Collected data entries
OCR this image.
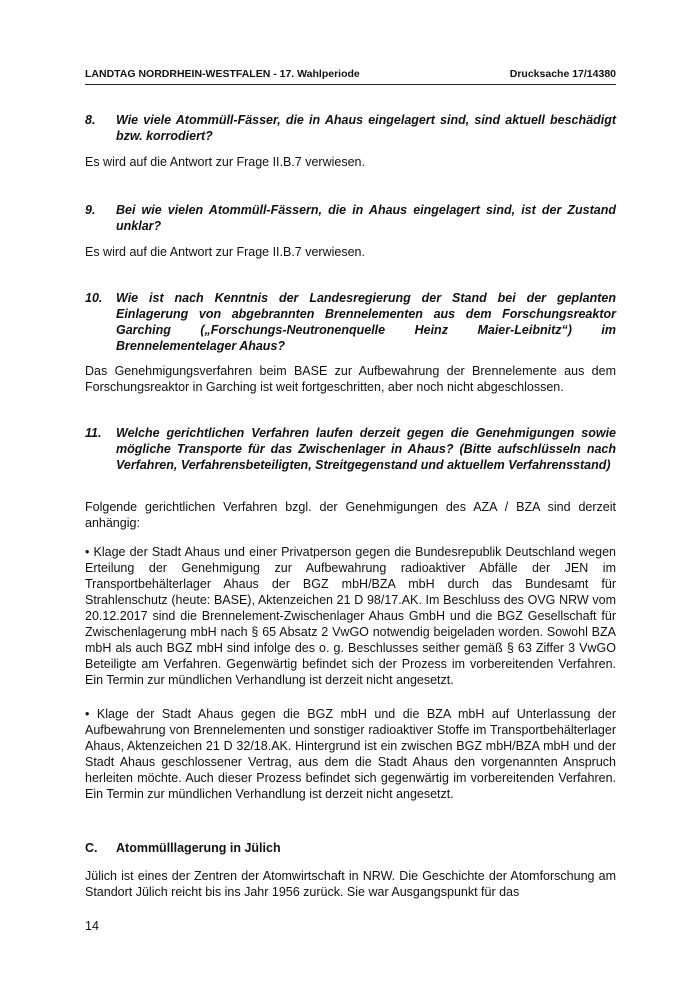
LANDTAG NORDRHEIN-WESTFALEN - 17. Wahlperiode	Drucksache 17/14380
8.	Wie viele Atommüll-Fässer, die in Ahaus eingelagert sind, sind aktuell beschädigt bzw. korrodiert?
Es wird auf die Antwort zur Frage II.B.7 verwiesen.
9.	Bei wie vielen Atommüll-Fässern, die in Ahaus eingelagert sind, ist der Zustand unklar?
Es wird auf die Antwort zur Frage II.B.7 verwiesen.
10.	Wie ist nach Kenntnis der Landesregierung der Stand bei der geplanten Einlagerung von abgebrannten Brennelementen aus dem Forschungsreaktor Garching („Forschungs-Neutronenquelle Heinz Maier-Leibnitz“) im Brennelementelager Ahaus?
Das Genehmigungsverfahren beim BASE zur Aufbewahrung der Brennelemente aus dem Forschungsreaktor in Garching ist weit fortgeschritten, aber noch nicht abgeschlossen.
11.	Welche gerichtlichen Verfahren laufen derzeit gegen die Genehmigungen sowie mögliche Transporte für das Zwischenlager in Ahaus? (Bitte aufschlüsseln nach Verfahren, Verfahrensbeteiligten, Streitgegenstand und aktuellem Verfahrensstand)
Folgende gerichtlichen Verfahren bzgl. der Genehmigungen des AZA / BZA sind derzeit anhängig:
• Klage der Stadt Ahaus und einer Privatperson gegen die Bundesrepublik Deutschland wegen Erteilung der Genehmigung zur Aufbewahrung radioaktiver Abfälle der JEN im Transportbehälterlager Ahaus der BGZ mbH/BZA mbH durch das Bundesamt für Strahlenschutz (heute: BASE), Aktenzeichen 21 D 98/17.AK. Im Beschluss des OVG NRW vom 20.12.2017 sind die Brennelement-Zwischenlager Ahaus GmbH und die BGZ Gesellschaft für Zwischenlagerung mbH nach § 65 Absatz 2 VwGO notwendig beigeladen worden. Sowohl BZA mbH als auch BGZ mbH sind infolge des o. g. Beschlusses seither gemäß § 63 Ziffer 3 VwGO Beteiligte am Verfahren. Gegenwärtig befindet sich der Prozess im vorbereitenden Verfahren. Ein Termin zur mündlichen Verhandlung ist derzeit nicht angesetzt.
• Klage der Stadt Ahaus gegen die BGZ mbH und die BZA mbH auf Unterlassung der Aufbewahrung von Brennelementen und sonstiger radioaktiver Stoffe im Transportbehälterlager Ahaus, Aktenzeichen 21 D 32/18.AK. Hintergrund ist ein zwischen BGZ mbH/BZA mbH und der Stadt Ahaus geschlossener Vertrag, aus dem die Stadt Ahaus den vorgenannten Anspruch herleiten möchte. Auch dieser Prozess befindet sich gegenwärtig im vorbereitenden Verfahren. Ein Termin zur mündlichen Verhandlung ist derzeit nicht angesetzt.
C.	Atommülllagerung in Jülich
Jülich ist eines der Zentren der Atomwirtschaft in NRW. Die Geschichte der Atomforschung am Standort Jülich reicht bis ins Jahr 1956 zurück. Sie war Ausgangspunkt für das
14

Task to complete
Within the records, how many lines include "gegen"? The answer is the number and nothing else.

Solved problem
3